- EXCERPTED PASSAGE -
DETAILED DESCRIPTION OF THE PREFERRED EMBODIMENTS
In accordance of FIGS. 2 and 3, a representative example is described as
follows.
FIG. 2 is a flow chart of a process for manufacturing a color CRT in which
a black matrix is produced by a wet electrophotographic method and then a
phosphor screen is produced by a dry electrophotographic method according
to the present invention, and FIG. 3 is a section of a black matrix which
is being developed by a wet electrophotographic method according to the
present invention.
As shown in FIGS. 2 and 3, a panel 1 is washed and 1 to 2 .mu.m of
conductive layer 2 and 2 to 6 .mu.m of photoconductive (3 of FIG. 3) layer
is coated on it. An electric charge is established on the photoconductive
layer and a selected area of the photoconductive layer is exposed. The
exposed panel is developed with a light-absorptive material including an
isoparaffin solvent (5 of FIG. 3) having a thickness of 500 .mu.m
containing 0.5 to 1.5 .mu.m of graphite used as a main component, a
polymer, and a charge control agent to produce 1 to 3 .mu.m of a black
matrix. The residual solution of the developed panel is dried by a vacuum
absorption method and the light-absorptive material is fixed by an
infrared lamp as a heat source to produce a black matrix 4. To produce a
phosphor screen for a color CRT, electrostatically charged red, green, and
blue phosphors are fixed on the photoconductive layer on which the black
matrix is not formed by a dry electrophotographic method.
Preferable working examples and reference examples are described below.
These examples are exemplary only, and the present invention is not
restricted to the scope of the example.
WORKING EXAMPLE 1
A panel was washed and a conductive layer and a photoconductive layer were
coated on it. A corona electrical charging was established on the
photoconductive layer and a selected area of the photoconductive layer was
exposed. The exposed panel was developed with a light-absorptive material
including an isoparaffin solvent containing 0.5 to 1.5 .mu.m of graphite
used as a main component, a polymer, and a charge control agent to produce
a black matrix. The residual solution of the developed panel was dried by
a vacuum absorption method and the light-absorptive material was fixed by
an infrared lamp as a heat source to produce a black matrix.
WORKING EXAMPLE 2
A black matrix was produced by the same method of the working example 1,
and electrostatically charged red, green, and blue phosphors were fixed on
the panel on which the black matrix was not formed by a dry
electrophotographic method to produce a phosphor screen.

- GIVEN INSTRUCTION A -
In the passage on making a color CRT, rewrite the stretch from "Preferable working examples" through "produce a black matrix.", swapping "infrared lamp" for "halogen lamp".

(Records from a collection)
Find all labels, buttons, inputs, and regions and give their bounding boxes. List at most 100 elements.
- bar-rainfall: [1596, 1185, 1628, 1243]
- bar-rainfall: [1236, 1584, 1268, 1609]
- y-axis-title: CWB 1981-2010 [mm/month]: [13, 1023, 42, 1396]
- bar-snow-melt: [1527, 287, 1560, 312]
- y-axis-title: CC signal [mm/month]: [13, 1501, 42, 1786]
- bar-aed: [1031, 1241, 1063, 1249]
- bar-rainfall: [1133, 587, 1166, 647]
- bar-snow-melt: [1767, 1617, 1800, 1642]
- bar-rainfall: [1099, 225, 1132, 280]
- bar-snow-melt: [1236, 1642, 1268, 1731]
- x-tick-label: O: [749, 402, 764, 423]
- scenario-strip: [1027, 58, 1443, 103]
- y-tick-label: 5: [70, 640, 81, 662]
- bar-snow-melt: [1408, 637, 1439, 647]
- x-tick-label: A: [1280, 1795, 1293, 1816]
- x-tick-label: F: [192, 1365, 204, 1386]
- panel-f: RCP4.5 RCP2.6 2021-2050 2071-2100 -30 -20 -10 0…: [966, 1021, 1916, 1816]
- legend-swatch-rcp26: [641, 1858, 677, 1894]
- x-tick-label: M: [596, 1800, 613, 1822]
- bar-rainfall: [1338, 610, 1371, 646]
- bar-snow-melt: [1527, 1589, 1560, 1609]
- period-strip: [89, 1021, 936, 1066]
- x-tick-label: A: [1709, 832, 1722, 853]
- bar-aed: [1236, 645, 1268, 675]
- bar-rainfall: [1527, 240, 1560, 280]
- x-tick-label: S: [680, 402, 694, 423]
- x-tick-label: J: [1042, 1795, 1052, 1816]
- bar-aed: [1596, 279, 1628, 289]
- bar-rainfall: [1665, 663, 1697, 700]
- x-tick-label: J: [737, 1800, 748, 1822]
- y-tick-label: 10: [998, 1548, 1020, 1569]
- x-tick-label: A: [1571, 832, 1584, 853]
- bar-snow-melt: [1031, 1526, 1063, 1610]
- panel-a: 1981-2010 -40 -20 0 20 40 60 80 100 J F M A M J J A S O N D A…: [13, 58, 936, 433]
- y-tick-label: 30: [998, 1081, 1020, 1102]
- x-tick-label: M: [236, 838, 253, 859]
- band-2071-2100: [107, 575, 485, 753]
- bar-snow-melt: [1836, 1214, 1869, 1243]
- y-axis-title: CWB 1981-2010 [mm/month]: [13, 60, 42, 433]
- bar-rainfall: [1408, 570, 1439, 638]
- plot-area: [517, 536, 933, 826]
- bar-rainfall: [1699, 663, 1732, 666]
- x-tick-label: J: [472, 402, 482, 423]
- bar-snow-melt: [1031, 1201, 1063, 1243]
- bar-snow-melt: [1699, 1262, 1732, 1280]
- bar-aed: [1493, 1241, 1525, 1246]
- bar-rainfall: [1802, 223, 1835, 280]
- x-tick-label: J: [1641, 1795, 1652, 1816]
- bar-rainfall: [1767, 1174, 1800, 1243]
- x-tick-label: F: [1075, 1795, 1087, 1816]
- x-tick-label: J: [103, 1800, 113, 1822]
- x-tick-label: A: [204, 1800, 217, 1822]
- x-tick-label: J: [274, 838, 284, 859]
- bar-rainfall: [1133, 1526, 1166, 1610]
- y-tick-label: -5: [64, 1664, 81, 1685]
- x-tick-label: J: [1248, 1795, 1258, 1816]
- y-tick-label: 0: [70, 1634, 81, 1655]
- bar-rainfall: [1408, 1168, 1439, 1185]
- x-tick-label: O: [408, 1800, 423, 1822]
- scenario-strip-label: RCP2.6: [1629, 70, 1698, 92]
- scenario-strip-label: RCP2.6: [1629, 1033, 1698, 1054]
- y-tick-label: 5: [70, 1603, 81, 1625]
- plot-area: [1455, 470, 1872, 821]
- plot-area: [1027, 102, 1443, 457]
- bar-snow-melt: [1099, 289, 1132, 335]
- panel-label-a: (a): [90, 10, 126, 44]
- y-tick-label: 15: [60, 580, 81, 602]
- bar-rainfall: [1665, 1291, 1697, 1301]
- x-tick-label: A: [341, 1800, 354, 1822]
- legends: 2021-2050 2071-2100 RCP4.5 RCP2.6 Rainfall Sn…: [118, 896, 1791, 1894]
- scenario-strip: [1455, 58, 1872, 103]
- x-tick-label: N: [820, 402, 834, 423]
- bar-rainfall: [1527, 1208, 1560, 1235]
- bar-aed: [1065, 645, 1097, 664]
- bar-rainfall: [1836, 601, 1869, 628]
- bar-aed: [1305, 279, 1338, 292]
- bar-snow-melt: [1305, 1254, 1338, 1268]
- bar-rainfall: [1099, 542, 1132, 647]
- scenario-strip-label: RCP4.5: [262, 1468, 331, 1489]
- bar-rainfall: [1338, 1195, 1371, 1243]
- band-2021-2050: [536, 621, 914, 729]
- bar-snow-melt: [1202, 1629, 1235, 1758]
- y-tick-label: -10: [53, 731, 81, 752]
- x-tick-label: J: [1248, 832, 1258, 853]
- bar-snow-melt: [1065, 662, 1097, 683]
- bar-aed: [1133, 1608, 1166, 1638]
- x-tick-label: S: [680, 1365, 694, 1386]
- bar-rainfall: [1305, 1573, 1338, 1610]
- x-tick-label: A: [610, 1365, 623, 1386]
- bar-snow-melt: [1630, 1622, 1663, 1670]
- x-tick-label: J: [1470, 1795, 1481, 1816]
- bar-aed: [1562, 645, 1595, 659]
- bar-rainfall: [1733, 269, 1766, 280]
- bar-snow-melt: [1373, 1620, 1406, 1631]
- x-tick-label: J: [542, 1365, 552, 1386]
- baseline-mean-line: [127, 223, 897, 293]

- GIVEN INSTRUCTION B -
Turn the records, from their first line through the line that contains "- y-axis-title: CC", into a numbered list, leaving out any blank lines.

- FINAL RESULT A -
Preferable working examples and reference examples are described below.
These examples are exemplary only, and the present invention is not
restricted to the scope of the example.
WORKING EXAMPLE 1
A panel was washed and a conductive layer and a photoconductive layer were
coated on it. A corona electrical charging was established on the
photoconductive layer and a selected area of the photoconductive layer was
exposed. The exposed panel was developed with a light-absorptive material
including an isoparaffin solvent containing 0.5 to 1.5 .mu.m of graphite
used as a main component, a polymer, and a charge control agent to produce
a black matrix. The residual solution of the developed panel was dried by
a vacuum absorption method and the light-absorptive material was fixed by
an halogen lamp as a heat source to produce a black matrix.

- FINAL RESULT B -
1. Find all labels, buttons, inputs, and regions and give their bounding boxes. List at most 100 elements.
2. - bar-rainfall: [1596, 1185, 1628, 1243]
3. - bar-rainfall: [1236, 1584, 1268, 1609]
4. - y-axis-title: CWB 1981-2010 [mm/month]: [13, 1023, 42, 1396]
5. - bar-snow-melt: [1527, 287, 1560, 312]
6. - y-axis-title: CC signal [mm/month]: [13, 1501, 42, 1786]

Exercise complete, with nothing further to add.